• _DO THIS_:
From the listing below, return each line that includes "проживающие".

• _INFORMATION GIVEN_:

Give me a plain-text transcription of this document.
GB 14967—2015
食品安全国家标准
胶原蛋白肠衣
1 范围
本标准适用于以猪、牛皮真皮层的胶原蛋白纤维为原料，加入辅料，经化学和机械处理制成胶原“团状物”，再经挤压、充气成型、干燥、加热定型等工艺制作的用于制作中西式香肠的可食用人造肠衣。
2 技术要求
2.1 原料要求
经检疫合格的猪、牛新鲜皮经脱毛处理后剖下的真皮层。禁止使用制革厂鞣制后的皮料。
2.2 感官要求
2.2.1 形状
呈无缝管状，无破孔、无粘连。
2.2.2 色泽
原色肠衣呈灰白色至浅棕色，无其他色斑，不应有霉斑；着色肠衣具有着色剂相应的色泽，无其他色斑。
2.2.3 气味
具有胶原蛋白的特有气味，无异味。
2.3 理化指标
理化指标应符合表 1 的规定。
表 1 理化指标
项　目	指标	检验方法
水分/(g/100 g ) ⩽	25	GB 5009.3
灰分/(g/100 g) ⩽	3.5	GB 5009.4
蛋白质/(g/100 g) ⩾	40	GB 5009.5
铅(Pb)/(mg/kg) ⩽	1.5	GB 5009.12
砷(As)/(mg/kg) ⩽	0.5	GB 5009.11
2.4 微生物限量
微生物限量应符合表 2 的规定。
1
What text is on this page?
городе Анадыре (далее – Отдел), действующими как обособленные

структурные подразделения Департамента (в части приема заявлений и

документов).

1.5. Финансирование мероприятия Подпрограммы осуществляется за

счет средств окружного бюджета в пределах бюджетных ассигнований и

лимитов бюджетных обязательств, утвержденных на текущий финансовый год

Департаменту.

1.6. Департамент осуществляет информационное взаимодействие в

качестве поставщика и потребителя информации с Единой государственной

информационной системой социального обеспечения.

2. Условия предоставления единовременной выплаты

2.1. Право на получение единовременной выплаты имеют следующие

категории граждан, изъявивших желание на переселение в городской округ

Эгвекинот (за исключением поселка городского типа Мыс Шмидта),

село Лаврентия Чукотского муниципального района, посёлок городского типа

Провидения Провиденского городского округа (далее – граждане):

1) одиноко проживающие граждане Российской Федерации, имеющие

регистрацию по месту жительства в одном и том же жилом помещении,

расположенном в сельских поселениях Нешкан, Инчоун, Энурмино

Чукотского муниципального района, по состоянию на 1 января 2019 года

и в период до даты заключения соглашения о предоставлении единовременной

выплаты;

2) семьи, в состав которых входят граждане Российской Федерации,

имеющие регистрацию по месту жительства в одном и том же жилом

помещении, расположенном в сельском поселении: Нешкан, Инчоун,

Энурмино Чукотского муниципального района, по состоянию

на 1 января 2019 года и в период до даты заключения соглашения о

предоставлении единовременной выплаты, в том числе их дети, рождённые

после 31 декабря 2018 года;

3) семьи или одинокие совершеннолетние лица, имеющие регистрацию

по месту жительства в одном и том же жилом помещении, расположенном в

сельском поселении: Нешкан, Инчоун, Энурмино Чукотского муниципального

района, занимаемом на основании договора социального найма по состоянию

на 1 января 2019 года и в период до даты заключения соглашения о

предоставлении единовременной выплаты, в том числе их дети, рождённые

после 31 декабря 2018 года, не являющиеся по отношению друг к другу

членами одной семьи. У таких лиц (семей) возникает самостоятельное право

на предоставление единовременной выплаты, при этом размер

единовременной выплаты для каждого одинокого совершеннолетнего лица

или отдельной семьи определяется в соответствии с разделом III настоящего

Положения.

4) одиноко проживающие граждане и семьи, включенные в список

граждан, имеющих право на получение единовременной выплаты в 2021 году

• _RESULT FOR THIS TASK_:
1) одиноко проживающие граждане Российской Федерации, имеющие
4) одиноко проживающие граждане и семьи, включенные в список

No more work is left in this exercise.